The task: Please present every line of the rows below as a numbered list, omitting any blank lines.

Collected data entries:
··········

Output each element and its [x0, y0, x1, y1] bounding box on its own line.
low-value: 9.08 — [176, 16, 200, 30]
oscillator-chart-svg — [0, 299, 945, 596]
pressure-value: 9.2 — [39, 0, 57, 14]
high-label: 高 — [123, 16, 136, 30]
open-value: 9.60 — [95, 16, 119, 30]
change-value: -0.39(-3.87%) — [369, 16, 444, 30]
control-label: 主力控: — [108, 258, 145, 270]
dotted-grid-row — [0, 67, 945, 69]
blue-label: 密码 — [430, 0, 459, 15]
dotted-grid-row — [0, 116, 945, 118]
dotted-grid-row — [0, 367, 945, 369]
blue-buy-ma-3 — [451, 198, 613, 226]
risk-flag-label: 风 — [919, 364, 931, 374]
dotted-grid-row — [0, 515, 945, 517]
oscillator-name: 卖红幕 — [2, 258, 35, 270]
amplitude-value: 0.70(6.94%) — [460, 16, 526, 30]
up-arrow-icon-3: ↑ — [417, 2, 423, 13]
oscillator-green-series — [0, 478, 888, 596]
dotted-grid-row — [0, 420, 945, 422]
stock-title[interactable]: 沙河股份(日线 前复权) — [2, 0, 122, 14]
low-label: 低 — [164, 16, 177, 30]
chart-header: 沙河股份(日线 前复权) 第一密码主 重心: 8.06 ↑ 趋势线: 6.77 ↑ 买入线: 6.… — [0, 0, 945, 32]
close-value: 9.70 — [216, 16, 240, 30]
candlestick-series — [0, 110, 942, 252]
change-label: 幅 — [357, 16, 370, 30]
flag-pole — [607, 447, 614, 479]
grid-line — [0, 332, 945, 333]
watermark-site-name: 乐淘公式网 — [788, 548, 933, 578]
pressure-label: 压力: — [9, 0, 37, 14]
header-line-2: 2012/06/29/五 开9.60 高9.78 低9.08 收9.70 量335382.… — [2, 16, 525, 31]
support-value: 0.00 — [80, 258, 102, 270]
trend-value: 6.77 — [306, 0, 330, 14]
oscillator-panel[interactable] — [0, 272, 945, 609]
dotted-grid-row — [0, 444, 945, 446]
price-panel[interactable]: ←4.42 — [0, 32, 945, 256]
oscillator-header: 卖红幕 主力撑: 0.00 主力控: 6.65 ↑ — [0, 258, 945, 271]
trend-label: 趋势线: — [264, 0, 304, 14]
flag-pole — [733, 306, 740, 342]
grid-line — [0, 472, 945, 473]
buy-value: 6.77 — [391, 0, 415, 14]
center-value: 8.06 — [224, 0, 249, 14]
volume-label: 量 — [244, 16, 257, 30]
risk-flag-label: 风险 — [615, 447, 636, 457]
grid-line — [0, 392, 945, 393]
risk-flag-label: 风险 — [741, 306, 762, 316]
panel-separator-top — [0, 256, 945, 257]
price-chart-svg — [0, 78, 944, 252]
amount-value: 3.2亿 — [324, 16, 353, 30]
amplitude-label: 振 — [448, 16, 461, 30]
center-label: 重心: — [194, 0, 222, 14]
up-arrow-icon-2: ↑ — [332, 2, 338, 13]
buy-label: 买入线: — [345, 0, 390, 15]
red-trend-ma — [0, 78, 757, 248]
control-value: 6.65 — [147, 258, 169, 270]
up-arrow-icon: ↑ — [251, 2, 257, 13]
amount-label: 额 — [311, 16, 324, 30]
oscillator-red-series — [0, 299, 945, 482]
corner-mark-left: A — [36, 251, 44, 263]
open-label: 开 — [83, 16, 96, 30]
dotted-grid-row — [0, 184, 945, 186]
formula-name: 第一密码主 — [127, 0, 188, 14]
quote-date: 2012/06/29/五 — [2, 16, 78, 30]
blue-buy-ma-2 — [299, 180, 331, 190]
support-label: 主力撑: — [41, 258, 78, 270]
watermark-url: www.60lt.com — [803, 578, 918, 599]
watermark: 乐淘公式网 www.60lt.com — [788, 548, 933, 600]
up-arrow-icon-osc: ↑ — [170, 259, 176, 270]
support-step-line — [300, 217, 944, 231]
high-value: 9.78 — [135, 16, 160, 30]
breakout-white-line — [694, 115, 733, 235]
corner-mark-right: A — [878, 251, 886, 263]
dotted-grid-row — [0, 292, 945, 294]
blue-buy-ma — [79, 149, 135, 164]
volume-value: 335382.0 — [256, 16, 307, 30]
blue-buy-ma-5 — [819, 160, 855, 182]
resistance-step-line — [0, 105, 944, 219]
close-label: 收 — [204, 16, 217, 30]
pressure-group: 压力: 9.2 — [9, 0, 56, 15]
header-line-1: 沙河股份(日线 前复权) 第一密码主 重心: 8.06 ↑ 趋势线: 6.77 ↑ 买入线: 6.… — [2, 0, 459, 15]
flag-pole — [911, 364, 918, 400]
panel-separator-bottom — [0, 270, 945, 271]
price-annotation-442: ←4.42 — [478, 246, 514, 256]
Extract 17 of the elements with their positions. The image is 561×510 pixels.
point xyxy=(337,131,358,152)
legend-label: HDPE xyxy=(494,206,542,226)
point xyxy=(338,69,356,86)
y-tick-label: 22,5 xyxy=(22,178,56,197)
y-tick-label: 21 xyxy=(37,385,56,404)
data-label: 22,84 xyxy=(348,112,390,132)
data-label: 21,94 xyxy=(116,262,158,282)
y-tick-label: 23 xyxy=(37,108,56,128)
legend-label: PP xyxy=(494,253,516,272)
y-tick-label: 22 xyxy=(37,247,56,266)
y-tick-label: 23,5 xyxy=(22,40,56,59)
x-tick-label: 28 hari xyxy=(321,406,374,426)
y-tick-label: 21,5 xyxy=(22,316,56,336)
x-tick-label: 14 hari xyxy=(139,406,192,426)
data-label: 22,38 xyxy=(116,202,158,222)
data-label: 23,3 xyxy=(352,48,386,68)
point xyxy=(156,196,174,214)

··········

Solution to the exercise:
1. Output each element and its [x0, y0, x1, y1] bounding box on its own line.
2. low-value: 9.08 — [176, 16, 200, 30]
3. oscillator-chart-svg — [0, 299, 945, 596]
4. pressure-value: 9.2 — [39, 0, 57, 14]
5. high-label: 高 — [123, 16, 136, 30]
6. open-value: 9.60 — [95, 16, 119, 30]
7. change-value: -0.39(-3.87%) — [369, 16, 444, 30]
8. control-label: 主力控: — [108, 258, 145, 270]
9. dotted-grid-row — [0, 67, 945, 69]
10. blue-label: 密码 — [430, 0, 459, 15]
11. dotted-grid-row — [0, 116, 945, 118]
12. dotted-grid-row — [0, 367, 945, 369]
13. blue-buy-ma-3 — [451, 198, 613, 226]
14. risk-flag-label: 风 — [919, 364, 931, 374]
15. dotted-grid-row — [0, 515, 945, 517]
16. oscillator-name: 卖红幕 — [2, 258, 35, 270]
17. amplitude-value: 0.70(6.94%) — [460, 16, 526, 30]
18. up-arrow-icon-3: ↑ — [417, 2, 423, 13]
19. oscillator-green-series — [0, 478, 888, 596]
20. dotted-grid-row — [0, 420, 945, 422]
21. stock-title[interactable]: 沙河股份(日线 前复权) — [2, 0, 122, 14]
22. low-label: 低 — [164, 16, 177, 30]
23. chart-header: 沙河股份(日线 前复权) 第一密码主 重心: 8.06 ↑ 趋势线: 6.77 ↑ 买入线: 6.… — [0, 0, 945, 32]
24. close-value: 9.70 — [216, 16, 240, 30]
25. candlestick-series — [0, 110, 942, 252]
26. change-label: 幅 — [357, 16, 370, 30]
27. flag-pole — [607, 447, 614, 479]
28. grid-line — [0, 332, 945, 333]
29. watermark-site-name: 乐淘公式网 — [788, 548, 933, 578]
30. pressure-label: 压力: — [9, 0, 37, 14]
31. header-line-2: 2012/06/29/五 开9.60 高9.78 低9.08 收9.70 量335382.… — [2, 16, 525, 31]
32. support-value: 0.00 — [80, 258, 102, 270]
33. trend-value: 6.77 — [306, 0, 330, 14]
34. oscillator-panel[interactable] — [0, 272, 945, 609]
35. dotted-grid-row — [0, 444, 945, 446]
36. price-panel[interactable]: ←4.42 — [0, 32, 945, 256]
37. oscillator-header: 卖红幕 主力撑: 0.00 主力控: 6.65 ↑ — [0, 258, 945, 271]
38. trend-label: 趋势线: — [264, 0, 304, 14]
39. flag-pole — [733, 306, 740, 342]
40. grid-line — [0, 472, 945, 473]
41. buy-value: 6.77 — [391, 0, 415, 14]
42. center-value: 8.06 — [224, 0, 249, 14]
43. volume-label: 量 — [244, 16, 257, 30]
44. risk-flag-label: 风险 — [615, 447, 636, 457]
45. grid-line — [0, 392, 945, 393]
46. risk-flag-label: 风险 — [741, 306, 762, 316]
47. panel-separator-top — [0, 256, 945, 257]
48. price-chart-svg — [0, 78, 944, 252]
49. amount-value: 3.2亿 — [324, 16, 353, 30]
50. amplitude-label: 振 — [448, 16, 461, 30]
51. center-label: 重心: — [194, 0, 222, 14]
52. up-arrow-icon-2: ↑ — [332, 2, 338, 13]
53. buy-label: 买入线: — [345, 0, 390, 15]
54. red-trend-ma — [0, 78, 757, 248]
55. control-value: 6.65 — [147, 258, 169, 270]
56. up-arrow-icon: ↑ — [251, 2, 257, 13]
57. amount-label: 额 — [311, 16, 324, 30]
58. oscillator-red-series — [0, 299, 945, 482]
59. corner-mark-left: A — [36, 251, 44, 263]
60. open-label: 开 — [83, 16, 96, 30]
61. dotted-grid-row — [0, 184, 945, 186]
62. formula-name: 第一密码主 — [127, 0, 188, 14]
63. quote-date: 2012/06/29/五 — [2, 16, 78, 30]
64. blue-buy-ma-2 — [299, 180, 331, 190]
65. support-label: 主力撑: — [41, 258, 78, 270]
66. watermark-url: www.60lt.com — [803, 578, 918, 599]
67. watermark: 乐淘公式网 www.60lt.com — [788, 548, 933, 600]
68. up-arrow-icon-osc: ↑ — [170, 259, 176, 270]
69. support-step-line — [300, 217, 944, 231]
70. high-value: 9.78 — [135, 16, 160, 30]
71. breakout-white-line — [694, 115, 733, 235]
72. corner-mark-right: A — [878, 251, 886, 263]
73. dotted-grid-row — [0, 292, 945, 294]
74. blue-buy-ma — [79, 149, 135, 164]
75. volume-value: 335382.0 — [256, 16, 307, 30]
76. blue-buy-ma-5 — [819, 160, 855, 182]
77. resistance-step-line — [0, 105, 944, 219]
78. close-label: 收 — [204, 16, 217, 30]
79. pressure-group: 压力: 9.2 — [9, 0, 56, 15]
80. header-line-1: 沙河股份(日线 前复权) 第一密码主 重心: 8.06 ↑ 趋势线: 6.77 ↑ 买入线: 6.… — [2, 0, 459, 15]
81. flag-pole — [911, 364, 918, 400]
82. panel-separator-bottom — [0, 270, 945, 271]
83. price-annotation-442: ←4.42 — [478, 246, 514, 256]
84. Extract 17 of the elements with their positions. The image is 561×510 pixels.
85. point xyxy=(337,131,358,152)
86. legend-label: HDPE xyxy=(494,206,542,226)
87. point xyxy=(338,69,356,86)
88. y-tick-label: 22,5 xyxy=(22,178,56,197)
89. y-tick-label: 21 xyxy=(37,385,56,404)
90. data-label: 22,84 xyxy=(348,112,390,132)
91. data-label: 21,94 xyxy=(116,262,158,282)
92. y-tick-label: 23 xyxy=(37,108,56,128)
93. legend-label: PP xyxy=(494,253,516,272)
94. y-tick-label: 22 xyxy=(37,247,56,266)
95. y-tick-label: 23,5 xyxy=(22,40,56,59)
96. x-tick-label: 28 hari xyxy=(321,406,374,426)
97. y-tick-label: 21,5 xyxy=(22,316,56,336)
98. x-tick-label: 14 hari xyxy=(139,406,192,426)
99. data-label: 22,38 xyxy=(116,202,158,222)
100. data-label: 23,3 xyxy=(352,48,386,68)
101. point xyxy=(156,196,174,214)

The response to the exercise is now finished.